Directions:
Below are the entries; count the lines in them that contain the word "Легостаевский" and give only the number.

Data entries:
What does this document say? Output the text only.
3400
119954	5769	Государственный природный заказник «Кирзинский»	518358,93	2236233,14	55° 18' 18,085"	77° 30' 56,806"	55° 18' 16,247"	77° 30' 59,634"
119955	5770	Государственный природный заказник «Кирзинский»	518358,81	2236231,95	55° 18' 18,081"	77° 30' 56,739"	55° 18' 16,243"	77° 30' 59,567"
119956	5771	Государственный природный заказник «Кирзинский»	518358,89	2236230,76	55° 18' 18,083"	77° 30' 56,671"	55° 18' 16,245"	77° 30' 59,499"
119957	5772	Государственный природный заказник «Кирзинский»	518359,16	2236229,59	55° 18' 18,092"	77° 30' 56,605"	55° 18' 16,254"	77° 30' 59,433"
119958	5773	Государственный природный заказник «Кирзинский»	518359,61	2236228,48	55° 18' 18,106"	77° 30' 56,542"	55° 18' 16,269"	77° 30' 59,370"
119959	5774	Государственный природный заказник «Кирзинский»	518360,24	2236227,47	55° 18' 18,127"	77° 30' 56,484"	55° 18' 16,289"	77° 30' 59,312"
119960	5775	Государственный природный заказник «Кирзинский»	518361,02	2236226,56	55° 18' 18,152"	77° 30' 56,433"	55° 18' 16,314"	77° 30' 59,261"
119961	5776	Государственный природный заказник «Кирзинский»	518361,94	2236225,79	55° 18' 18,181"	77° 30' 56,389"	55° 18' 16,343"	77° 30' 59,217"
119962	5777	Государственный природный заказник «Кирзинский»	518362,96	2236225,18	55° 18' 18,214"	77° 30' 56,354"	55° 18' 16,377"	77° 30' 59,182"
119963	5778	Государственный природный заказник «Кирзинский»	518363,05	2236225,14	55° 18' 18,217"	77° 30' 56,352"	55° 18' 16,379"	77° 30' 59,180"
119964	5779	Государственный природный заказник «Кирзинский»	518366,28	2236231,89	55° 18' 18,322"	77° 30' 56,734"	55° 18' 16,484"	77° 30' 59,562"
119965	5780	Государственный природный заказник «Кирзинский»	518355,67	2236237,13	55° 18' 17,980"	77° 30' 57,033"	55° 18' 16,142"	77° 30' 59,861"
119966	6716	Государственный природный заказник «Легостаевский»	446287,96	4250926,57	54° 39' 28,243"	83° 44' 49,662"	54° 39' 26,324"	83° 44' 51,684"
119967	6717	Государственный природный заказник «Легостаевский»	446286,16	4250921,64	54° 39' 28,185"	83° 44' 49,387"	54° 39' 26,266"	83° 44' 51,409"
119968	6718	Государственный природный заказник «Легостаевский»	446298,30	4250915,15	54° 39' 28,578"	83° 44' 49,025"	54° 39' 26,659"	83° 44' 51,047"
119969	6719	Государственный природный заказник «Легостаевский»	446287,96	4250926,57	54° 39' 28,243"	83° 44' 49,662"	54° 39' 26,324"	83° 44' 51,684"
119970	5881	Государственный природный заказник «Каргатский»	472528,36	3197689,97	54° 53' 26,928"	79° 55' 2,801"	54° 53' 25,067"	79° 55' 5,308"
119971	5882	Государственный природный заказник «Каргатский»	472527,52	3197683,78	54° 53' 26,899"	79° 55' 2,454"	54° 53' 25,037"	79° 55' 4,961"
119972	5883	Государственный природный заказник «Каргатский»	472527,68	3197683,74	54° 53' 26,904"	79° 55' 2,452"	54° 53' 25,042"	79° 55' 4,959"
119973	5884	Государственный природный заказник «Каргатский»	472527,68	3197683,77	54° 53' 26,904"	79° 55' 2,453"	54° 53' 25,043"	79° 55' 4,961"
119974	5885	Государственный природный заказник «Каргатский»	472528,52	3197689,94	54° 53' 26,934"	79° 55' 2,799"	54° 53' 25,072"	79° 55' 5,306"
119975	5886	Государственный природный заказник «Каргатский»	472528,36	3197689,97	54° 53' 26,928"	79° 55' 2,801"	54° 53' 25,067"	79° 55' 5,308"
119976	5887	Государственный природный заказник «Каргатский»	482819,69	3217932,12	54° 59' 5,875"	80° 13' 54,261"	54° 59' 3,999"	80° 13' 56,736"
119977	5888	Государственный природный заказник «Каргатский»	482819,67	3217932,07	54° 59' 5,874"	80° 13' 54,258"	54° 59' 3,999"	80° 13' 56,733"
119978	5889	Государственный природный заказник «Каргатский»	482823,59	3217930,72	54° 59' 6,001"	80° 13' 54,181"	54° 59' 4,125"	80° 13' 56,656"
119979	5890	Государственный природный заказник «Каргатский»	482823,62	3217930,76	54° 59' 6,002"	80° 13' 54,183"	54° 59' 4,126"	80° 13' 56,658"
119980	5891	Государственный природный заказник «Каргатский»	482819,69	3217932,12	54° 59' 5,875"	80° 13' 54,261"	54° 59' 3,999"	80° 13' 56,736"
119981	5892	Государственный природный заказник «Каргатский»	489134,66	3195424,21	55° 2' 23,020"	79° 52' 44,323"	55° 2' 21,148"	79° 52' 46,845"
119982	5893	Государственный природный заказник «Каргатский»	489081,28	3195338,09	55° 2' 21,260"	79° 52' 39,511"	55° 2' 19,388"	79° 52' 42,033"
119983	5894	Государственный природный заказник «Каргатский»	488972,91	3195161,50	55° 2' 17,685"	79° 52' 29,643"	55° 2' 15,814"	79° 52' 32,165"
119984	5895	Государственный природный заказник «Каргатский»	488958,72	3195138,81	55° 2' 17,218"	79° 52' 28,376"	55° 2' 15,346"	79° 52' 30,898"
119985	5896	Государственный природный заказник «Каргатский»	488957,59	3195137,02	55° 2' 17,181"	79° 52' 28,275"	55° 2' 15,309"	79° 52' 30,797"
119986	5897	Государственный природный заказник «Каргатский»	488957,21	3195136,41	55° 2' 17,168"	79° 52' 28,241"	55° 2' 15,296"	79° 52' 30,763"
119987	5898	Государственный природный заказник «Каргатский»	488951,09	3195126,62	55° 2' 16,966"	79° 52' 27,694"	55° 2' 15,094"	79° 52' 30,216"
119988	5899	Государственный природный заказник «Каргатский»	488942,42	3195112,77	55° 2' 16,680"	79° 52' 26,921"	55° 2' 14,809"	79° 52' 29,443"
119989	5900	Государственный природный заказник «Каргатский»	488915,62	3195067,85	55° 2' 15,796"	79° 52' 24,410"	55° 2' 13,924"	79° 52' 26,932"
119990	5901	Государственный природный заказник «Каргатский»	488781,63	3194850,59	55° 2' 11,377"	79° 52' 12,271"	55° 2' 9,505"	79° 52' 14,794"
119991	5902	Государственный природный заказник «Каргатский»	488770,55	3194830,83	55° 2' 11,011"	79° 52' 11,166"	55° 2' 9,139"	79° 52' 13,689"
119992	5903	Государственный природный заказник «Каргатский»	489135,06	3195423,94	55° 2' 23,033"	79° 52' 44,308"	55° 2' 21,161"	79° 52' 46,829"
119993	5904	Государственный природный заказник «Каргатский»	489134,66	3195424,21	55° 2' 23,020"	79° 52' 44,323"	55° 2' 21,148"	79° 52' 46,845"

Written response:
4